Extracted data entries
╔══
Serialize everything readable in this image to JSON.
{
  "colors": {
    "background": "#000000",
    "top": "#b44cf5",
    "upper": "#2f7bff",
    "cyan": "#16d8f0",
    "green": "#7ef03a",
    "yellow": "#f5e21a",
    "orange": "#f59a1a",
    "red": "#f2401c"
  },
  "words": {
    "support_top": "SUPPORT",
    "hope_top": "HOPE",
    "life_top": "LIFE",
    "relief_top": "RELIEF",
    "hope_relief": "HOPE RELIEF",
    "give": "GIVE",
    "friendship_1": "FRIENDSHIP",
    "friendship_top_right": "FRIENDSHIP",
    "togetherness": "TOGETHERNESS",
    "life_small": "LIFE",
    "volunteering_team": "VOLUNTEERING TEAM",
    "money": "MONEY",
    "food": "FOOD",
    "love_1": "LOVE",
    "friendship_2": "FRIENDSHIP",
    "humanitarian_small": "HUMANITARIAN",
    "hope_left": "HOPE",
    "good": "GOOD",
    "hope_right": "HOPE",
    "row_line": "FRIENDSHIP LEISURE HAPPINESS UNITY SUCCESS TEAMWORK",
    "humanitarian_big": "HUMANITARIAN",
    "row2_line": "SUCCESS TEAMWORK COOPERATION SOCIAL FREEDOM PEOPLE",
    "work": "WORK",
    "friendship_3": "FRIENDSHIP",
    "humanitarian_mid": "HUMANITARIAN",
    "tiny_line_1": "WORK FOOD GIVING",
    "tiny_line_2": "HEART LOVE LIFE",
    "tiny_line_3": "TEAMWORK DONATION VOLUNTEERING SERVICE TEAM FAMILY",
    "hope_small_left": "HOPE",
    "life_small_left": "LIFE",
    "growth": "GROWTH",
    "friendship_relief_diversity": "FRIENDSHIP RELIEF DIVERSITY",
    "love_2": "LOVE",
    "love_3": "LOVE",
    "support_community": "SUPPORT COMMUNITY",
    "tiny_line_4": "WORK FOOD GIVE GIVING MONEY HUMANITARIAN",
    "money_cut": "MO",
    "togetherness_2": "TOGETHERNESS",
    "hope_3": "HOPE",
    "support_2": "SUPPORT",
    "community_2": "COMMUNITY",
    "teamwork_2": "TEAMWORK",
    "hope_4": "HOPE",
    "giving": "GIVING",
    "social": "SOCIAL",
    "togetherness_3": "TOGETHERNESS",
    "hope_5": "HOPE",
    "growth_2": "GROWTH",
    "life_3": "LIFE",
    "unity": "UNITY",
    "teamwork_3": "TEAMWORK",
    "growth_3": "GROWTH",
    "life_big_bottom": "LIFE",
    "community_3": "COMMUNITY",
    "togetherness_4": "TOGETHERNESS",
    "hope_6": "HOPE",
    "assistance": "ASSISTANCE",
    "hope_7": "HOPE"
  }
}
╚══
→ **WHAT YOU ARE ASKED TO DO**: Your task is to output all of the data above word for word.

→ **OUTPUT**:
Serialize everything readable in this image to JSON.
{
  "colors": {
    "background": "#000000",
    "top": "#b44cf5",
    "upper": "#2f7bff",
    "cyan": "#16d8f0",
    "green": "#7ef03a",
    "yellow": "#f5e21a",
    "orange": "#f59a1a",
    "red": "#f2401c"
  },
  "words": {
    "support_top": "SUPPORT",
    "hope_top": "HOPE",
    "life_top": "LIFE",
    "relief_top": "RELIEF",
    "hope_relief": "HOPE RELIEF",
    "give": "GIVE",
    "friendship_1": "FRIENDSHIP",
    "friendship_top_right": "FRIENDSHIP",
    "togetherness": "TOGETHERNESS",
    "life_small": "LIFE",
    "volunteering_team": "VOLUNTEERING TEAM",
    "money": "MONEY",
    "food": "FOOD",
    "love_1": "LOVE",
    "friendship_2": "FRIENDSHIP",
    "humanitarian_small": "HUMANITARIAN",
    "hope_left": "HOPE",
    "good": "GOOD",
    "hope_right": "HOPE",
    "row_line": "FRIENDSHIP LEISURE HAPPINESS UNITY SUCCESS TEAMWORK",
    "humanitarian_big": "HUMANITARIAN",
    "row2_line": "SUCCESS TEAMWORK COOPERATION SOCIAL FREEDOM PEOPLE",
    "work": "WORK",
    "friendship_3": "FRIENDSHIP",
    "humanitarian_mid": "HUMANITARIAN",
    "tiny_line_1": "WORK FOOD GIVING",
    "tiny_line_2": "HEART LOVE LIFE",
    "tiny_line_3": "TEAMWORK DONATION VOLUNTEERING SERVICE TEAM FAMILY",
    "hope_small_left": "HOPE",
    "life_small_left": "LIFE",
    "growth": "GROWTH",
    "friendship_relief_diversity": "FRIENDSHIP RELIEF DIVERSITY",
    "love_2": "LOVE",
    "love_3": "LOVE",
    "support_community": "SUPPORT COMMUNITY",
    "tiny_line_4": "WORK FOOD GIVE GIVING MONEY HUMANITARIAN",
    "money_cut": "MO",
    "togetherness_2": "TOGETHERNESS",
    "hope_3": "HOPE",
    "support_2": "SUPPORT",
    "community_2": "COMMUNITY",
    "teamwork_2": "TEAMWORK",
    "hope_4": "HOPE",
    "giving": "GIVING",
    "social": "SOCIAL",
    "togetherness_3": "TOGETHERNESS",
    "hope_5": "HOPE",
    "growth_2": "GROWTH",
    "life_3": "LIFE",
    "unity": "UNITY",
    "teamwork_3": "TEAMWORK",
    "growth_3": "GROWTH",
    "life_big_bottom": "LIFE",
    "community_3": "COMMUNITY",
    "togetherness_4": "TOGETHERNESS",
    "hope_6": "HOPE",
    "assistance": "ASSISTANCE",
    "hope_7": "HOPE"
  }
}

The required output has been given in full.